Search the material below for the word "title". Copy every line that has it.

━━━━━ STORED RECORDS

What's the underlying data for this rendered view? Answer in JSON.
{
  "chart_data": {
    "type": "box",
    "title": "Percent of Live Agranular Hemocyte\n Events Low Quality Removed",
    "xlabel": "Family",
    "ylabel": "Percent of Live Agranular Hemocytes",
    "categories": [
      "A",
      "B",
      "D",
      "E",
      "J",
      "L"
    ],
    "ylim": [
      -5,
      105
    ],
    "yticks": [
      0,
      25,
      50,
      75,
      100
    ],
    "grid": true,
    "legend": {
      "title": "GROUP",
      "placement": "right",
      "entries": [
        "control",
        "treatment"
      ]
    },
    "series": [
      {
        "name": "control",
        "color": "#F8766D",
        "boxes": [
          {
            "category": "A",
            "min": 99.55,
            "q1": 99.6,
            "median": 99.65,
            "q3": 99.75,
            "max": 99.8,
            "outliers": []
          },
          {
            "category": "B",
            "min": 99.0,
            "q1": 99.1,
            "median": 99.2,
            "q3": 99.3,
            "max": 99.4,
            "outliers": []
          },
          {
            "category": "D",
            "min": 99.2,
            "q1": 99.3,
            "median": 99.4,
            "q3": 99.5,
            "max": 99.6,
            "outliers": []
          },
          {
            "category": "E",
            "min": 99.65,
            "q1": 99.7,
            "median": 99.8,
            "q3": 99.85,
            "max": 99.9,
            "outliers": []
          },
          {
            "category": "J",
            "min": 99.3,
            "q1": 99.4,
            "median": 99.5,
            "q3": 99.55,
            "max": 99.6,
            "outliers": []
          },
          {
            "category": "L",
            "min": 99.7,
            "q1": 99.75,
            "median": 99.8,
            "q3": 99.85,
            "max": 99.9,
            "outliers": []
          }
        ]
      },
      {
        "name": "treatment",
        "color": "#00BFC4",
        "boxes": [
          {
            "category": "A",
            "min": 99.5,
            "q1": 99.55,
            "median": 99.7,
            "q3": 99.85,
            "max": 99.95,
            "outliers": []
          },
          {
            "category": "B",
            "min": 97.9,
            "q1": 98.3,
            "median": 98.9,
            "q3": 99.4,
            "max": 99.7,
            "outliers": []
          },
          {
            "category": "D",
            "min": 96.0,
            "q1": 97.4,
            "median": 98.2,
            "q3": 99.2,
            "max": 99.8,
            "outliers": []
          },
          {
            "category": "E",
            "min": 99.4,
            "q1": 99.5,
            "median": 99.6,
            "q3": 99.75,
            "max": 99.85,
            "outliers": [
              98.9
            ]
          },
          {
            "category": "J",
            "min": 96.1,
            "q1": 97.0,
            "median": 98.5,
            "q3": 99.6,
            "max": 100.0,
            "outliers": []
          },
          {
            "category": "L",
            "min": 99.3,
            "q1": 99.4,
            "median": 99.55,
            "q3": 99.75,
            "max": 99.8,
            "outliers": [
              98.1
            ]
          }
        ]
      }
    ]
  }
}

━━━━━━━━━━

--- ANSWER FOR THIS EXERCISE ---
    "title": "Percent of Live Agranular Hemocyte\n Events Low Quality Removed",
      "title": "GROUP",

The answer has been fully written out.